== EXERCISE AIM ==
What is needed here is an exact copy of every record below.

== DATA IN THIS EXERCISE ==
____

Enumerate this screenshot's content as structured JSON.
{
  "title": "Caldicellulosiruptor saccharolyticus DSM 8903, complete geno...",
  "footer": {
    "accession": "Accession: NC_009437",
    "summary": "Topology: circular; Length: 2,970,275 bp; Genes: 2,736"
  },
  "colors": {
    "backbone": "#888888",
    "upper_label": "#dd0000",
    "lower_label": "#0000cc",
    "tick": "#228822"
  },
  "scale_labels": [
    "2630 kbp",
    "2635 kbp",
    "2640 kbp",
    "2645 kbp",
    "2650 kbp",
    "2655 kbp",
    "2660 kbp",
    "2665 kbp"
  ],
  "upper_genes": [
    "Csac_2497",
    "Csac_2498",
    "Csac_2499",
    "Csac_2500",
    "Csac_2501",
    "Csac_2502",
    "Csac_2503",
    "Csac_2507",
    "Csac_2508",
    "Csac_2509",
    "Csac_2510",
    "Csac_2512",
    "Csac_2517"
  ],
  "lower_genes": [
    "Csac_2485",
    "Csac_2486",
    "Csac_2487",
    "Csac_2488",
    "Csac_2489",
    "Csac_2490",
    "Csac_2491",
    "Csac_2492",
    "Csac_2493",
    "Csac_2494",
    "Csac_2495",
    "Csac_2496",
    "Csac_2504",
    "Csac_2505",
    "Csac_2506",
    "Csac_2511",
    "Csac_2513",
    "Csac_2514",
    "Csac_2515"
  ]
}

____

== TASK RESPONSE ==
Enumerate this screenshot's content as structured JSON.
{
  "title": "Caldicellulosiruptor saccharolyticus DSM 8903, complete geno...",
  "footer": {
    "accession": "Accession: NC_009437",
    "summary": "Topology: circular; Length: 2,970,275 bp; Genes: 2,736"
  },
  "colors": {
    "backbone": "#888888",
    "upper_label": "#dd0000",
    "lower_label": "#0000cc",
    "tick": "#228822"
  },
  "scale_labels": [
    "2630 kbp",
    "2635 kbp",
    "2640 kbp",
    "2645 kbp",
    "2650 kbp",
    "2655 kbp",
    "2660 kbp",
    "2665 kbp"
  ],
  "upper_genes": [
    "Csac_2497",
    "Csac_2498",
    "Csac_2499",
    "Csac_2500",
    "Csac_2501",
    "Csac_2502",
    "Csac_2503",
    "Csac_2507",
    "Csac_2508",
    "Csac_2509",
    "Csac_2510",
    "Csac_2512",
    "Csac_2517"
  ],
  "lower_genes": [
    "Csac_2485",
    "Csac_2486",
    "Csac_2487",
    "Csac_2488",
    "Csac_2489",
    "Csac_2490",
    "Csac_2491",
    "Csac_2492",
    "Csac_2493",
    "Csac_2494",
    "Csac_2495",
    "Csac_2496",
    "Csac_2504",
    "Csac_2505",
    "Csac_2506",
    "Csac_2511",
    "Csac_2513",
    "Csac_2514",
    "Csac_2515"
  ]
}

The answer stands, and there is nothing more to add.